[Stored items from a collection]
※
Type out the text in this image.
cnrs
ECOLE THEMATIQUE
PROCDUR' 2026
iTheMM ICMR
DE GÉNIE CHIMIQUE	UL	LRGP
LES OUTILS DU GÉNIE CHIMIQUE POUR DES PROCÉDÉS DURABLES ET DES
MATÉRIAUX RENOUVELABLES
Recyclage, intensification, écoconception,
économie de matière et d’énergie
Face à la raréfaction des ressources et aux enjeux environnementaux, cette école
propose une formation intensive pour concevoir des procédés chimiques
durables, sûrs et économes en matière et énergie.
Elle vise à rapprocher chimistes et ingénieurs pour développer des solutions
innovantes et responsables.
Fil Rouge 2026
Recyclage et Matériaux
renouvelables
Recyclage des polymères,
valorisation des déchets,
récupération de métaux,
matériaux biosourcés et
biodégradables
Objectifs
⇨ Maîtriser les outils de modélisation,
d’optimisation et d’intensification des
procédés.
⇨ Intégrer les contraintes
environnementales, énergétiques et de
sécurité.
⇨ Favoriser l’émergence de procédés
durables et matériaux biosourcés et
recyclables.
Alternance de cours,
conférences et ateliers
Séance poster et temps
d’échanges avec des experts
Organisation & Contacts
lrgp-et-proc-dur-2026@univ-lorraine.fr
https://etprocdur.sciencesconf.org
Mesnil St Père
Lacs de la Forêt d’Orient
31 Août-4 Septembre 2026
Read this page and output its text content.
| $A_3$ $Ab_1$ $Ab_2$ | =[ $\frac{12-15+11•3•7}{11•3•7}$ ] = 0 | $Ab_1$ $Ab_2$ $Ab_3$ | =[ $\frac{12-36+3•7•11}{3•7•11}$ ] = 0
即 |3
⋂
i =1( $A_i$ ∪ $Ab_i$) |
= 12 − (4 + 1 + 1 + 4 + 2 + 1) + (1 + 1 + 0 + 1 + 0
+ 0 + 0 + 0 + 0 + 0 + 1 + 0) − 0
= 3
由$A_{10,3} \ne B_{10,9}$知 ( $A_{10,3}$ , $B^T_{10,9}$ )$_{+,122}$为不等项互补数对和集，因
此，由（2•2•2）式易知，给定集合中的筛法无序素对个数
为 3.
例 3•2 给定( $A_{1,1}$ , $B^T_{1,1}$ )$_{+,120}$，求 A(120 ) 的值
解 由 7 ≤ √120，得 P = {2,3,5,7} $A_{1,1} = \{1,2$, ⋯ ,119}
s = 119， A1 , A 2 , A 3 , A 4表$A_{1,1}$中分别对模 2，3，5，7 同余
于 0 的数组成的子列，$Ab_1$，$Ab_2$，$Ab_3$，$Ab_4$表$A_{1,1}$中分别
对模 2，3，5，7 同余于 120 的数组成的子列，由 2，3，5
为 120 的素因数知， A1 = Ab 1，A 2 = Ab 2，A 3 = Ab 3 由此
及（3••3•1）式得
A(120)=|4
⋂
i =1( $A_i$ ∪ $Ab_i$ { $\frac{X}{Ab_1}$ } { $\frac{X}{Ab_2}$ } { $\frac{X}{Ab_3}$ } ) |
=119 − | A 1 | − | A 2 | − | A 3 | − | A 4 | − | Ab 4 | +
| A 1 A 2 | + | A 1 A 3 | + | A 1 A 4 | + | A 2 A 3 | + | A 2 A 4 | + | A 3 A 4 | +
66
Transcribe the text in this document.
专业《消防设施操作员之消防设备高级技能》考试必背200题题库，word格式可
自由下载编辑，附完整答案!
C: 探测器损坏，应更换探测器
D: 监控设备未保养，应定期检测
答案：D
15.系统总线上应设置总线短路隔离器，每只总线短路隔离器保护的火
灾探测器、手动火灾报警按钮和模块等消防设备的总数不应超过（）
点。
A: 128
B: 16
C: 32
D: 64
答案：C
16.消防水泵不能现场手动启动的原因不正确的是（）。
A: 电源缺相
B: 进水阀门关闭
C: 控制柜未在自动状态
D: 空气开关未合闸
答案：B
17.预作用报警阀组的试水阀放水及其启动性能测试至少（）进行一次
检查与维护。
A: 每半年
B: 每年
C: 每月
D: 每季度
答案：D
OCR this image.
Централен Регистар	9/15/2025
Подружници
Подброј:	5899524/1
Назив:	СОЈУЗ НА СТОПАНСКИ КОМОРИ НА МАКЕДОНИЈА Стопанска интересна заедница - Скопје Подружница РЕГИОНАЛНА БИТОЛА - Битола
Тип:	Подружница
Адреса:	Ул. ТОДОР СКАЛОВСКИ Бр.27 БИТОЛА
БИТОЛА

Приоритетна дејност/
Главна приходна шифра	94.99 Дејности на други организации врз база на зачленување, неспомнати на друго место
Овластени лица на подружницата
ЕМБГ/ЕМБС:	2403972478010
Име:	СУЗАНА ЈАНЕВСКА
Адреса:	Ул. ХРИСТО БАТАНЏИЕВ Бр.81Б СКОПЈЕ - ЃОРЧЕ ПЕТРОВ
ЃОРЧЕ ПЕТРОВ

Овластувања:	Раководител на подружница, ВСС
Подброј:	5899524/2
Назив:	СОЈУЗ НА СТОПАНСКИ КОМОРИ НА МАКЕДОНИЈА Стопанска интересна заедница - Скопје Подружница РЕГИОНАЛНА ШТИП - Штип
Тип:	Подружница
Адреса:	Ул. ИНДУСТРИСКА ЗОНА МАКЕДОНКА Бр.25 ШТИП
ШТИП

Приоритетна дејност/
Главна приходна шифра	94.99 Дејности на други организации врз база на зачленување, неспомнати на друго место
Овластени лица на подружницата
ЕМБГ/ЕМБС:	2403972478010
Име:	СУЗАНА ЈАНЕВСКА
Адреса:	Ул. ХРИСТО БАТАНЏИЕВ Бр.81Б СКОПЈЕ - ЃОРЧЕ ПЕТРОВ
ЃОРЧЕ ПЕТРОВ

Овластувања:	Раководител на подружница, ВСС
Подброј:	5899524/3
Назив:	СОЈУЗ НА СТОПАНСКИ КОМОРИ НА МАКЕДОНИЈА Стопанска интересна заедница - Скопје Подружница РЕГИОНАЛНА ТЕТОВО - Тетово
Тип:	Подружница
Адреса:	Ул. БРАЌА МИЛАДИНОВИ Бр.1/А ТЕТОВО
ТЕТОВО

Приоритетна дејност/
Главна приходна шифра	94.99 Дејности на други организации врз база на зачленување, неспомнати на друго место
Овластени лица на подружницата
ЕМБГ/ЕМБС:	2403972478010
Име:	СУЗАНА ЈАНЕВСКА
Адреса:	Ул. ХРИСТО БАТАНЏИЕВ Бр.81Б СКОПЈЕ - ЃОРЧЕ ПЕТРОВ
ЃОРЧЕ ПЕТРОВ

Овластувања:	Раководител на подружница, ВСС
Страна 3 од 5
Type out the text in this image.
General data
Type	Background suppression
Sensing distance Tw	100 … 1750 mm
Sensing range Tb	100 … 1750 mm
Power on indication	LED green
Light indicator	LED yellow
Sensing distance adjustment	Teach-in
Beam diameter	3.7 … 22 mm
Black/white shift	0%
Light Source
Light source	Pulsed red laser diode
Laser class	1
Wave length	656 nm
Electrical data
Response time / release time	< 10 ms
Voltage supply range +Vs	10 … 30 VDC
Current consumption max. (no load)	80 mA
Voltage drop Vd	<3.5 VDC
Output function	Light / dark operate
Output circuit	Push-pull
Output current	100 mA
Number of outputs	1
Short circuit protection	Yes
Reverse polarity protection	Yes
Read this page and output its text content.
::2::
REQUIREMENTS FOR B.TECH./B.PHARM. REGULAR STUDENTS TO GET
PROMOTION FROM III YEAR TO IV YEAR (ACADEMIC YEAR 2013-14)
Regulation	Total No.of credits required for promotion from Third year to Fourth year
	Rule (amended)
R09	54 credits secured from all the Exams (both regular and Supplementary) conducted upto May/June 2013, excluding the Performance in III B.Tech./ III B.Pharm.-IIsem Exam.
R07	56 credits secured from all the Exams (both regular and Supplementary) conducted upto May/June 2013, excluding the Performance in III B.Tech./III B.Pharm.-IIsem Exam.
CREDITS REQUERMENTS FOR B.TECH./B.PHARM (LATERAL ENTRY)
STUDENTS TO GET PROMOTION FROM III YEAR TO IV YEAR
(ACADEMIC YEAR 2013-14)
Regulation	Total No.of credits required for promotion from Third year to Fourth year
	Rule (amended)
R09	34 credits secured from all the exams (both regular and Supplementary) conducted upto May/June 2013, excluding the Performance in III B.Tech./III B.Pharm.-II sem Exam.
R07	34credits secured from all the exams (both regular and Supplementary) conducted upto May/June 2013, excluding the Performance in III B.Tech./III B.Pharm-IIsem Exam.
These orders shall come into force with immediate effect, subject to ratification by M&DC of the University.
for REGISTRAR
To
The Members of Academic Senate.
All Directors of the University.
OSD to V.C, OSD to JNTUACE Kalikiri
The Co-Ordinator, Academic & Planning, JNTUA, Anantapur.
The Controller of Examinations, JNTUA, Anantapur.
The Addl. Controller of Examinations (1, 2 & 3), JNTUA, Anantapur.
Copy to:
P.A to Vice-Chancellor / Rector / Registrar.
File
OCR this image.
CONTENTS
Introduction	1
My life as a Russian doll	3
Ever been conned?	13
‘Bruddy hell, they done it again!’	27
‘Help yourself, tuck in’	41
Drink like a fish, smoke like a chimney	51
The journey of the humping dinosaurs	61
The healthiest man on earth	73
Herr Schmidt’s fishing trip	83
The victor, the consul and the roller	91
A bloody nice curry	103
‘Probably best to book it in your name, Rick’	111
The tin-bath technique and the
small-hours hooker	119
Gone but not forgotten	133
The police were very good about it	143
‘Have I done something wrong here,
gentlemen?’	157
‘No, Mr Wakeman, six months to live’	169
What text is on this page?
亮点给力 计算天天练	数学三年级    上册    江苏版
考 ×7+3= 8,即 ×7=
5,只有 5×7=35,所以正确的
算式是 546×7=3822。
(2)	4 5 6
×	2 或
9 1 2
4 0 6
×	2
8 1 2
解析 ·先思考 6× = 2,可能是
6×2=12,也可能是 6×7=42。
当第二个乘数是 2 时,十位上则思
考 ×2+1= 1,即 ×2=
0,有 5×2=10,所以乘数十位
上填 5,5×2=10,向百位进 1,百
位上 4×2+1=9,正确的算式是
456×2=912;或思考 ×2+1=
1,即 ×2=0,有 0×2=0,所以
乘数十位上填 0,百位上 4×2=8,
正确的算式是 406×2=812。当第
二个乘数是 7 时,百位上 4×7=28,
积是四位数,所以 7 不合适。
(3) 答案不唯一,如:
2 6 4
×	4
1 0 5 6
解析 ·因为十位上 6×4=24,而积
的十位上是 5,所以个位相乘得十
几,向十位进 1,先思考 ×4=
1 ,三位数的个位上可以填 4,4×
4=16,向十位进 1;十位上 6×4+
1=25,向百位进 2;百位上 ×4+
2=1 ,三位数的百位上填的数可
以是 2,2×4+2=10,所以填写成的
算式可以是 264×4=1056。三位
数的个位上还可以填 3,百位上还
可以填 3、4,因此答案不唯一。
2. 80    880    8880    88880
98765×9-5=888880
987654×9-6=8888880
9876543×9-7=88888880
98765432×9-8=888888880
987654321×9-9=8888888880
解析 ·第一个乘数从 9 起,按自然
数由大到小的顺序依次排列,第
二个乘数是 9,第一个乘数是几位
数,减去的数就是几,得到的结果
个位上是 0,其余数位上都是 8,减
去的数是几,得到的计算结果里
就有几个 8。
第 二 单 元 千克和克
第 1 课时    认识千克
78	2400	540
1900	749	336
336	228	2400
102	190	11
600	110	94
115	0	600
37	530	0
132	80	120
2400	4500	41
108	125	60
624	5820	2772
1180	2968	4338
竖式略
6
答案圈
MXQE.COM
※
__What you should do__
From the data, list each line in which the string "Examinations" appears.

__Exercise result__
The Controller of Examinations, JNTUA, Anantapur.
The Addl. Controller of Examinations (1, 2 & 3), JNTUA, Anantapur.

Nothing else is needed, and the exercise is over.